What you should do
Produce a verbatim copy of the entries listed below.

───── Records to use

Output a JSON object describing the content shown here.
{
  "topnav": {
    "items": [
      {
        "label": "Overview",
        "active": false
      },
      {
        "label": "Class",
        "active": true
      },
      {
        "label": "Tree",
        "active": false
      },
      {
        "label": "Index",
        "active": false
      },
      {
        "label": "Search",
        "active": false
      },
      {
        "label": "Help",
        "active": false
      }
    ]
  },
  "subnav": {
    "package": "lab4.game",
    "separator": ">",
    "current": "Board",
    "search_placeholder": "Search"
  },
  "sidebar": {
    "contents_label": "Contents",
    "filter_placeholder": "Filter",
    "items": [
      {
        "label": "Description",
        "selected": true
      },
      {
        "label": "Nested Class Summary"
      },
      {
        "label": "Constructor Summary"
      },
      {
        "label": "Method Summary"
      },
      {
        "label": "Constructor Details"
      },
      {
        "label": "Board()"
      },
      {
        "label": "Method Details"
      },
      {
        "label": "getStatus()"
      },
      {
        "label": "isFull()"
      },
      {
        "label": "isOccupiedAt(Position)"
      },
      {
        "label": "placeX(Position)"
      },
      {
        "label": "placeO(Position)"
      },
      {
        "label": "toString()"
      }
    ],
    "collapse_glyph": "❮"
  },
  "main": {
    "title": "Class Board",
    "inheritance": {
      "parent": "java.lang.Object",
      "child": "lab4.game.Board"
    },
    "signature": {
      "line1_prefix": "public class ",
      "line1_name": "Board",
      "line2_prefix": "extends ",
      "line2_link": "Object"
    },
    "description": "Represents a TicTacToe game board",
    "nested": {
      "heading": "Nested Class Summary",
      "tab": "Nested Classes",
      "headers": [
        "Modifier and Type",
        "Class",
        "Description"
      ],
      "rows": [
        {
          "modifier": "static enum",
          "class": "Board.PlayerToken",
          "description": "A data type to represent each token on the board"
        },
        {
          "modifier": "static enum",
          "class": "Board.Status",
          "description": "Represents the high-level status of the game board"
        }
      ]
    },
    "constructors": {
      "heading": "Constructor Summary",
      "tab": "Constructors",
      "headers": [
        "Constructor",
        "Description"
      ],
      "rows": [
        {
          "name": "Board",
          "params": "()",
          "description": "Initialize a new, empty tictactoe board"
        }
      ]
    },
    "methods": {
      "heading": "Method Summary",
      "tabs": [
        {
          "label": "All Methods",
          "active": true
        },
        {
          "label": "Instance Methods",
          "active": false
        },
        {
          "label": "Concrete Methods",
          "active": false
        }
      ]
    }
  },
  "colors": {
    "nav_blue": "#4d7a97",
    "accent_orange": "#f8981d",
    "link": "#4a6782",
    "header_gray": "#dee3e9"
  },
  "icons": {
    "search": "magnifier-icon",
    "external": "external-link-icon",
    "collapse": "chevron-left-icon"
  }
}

──────────

Problem solution
Output a JSON object describing the content shown here.
{
  "topnav": {
    "items": [
      {
        "label": "Overview",
        "active": false
      },
      {
        "label": "Class",
        "active": true
      },
      {
        "label": "Tree",
        "active": false
      },
      {
        "label": "Index",
        "active": false
      },
      {
        "label": "Search",
        "active": false
      },
      {
        "label": "Help",
        "active": false
      }
    ]
  },
  "subnav": {
    "package": "lab4.game",
    "separator": ">",
    "current": "Board",
    "search_placeholder": "Search"
  },
  "sidebar": {
    "contents_label": "Contents",
    "filter_placeholder": "Filter",
    "items": [
      {
        "label": "Description",
        "selected": true
      },
      {
        "label": "Nested Class Summary"
      },
      {
        "label": "Constructor Summary"
      },
      {
        "label": "Method Summary"
      },
      {
        "label": "Constructor Details"
      },
      {
        "label": "Board()"
      },
      {
        "label": "Method Details"
      },
      {
        "label": "getStatus()"
      },
      {
        "label": "isFull()"
      },
      {
        "label": "isOccupiedAt(Position)"
      },
      {
        "label": "placeX(Position)"
      },
      {
        "label": "placeO(Position)"
      },
      {
        "label": "toString()"
      }
    ],
    "collapse_glyph": "❮"
  },
  "main": {
    "title": "Class Board",
    "inheritance": {
      "parent": "java.lang.Object",
      "child": "lab4.game.Board"
    },
    "signature": {
      "line1_prefix": "public class ",
      "line1_name": "Board",
      "line2_prefix": "extends ",
      "line2_link": "Object"
    },
    "description": "Represents a TicTacToe game board",
    "nested": {
      "heading": "Nested Class Summary",
      "tab": "Nested Classes",
      "headers": [
        "Modifier and Type",
        "Class",
        "Description"
      ],
      "rows": [
        {
          "modifier": "static enum",
          "class": "Board.PlayerToken",
          "description": "A data type to represent each token on the board"
        },
        {
          "modifier": "static enum",
          "class": "Board.Status",
          "description": "Represents the high-level status of the game board"
        }
      ]
    },
    "constructors": {
      "heading": "Constructor Summary",
      "tab": "Constructors",
      "headers": [
        "Constructor",
        "Description"
      ],
      "rows": [
        {
          "name": "Board",
          "params": "()",
          "description": "Initialize a new, empty tictactoe board"
        }
      ]
    },
    "methods": {
      "heading": "Method Summary",
      "tabs": [
        {
          "label": "All Methods",
          "active": true
        },
        {
          "label": "Instance Methods",
          "active": false
        },
        {
          "label": "Concrete Methods",
          "active": false
        }
      ]
    }
  },
  "colors": {
    "nav_blue": "#4d7a97",
    "accent_orange": "#f8981d",
    "link": "#4a6782",
    "header_gray": "#dee3e9"
  },
  "icons": {
    "search": "magnifier-icon",
    "external": "external-link-icon",
    "collapse": "chevron-left-icon"
  }
}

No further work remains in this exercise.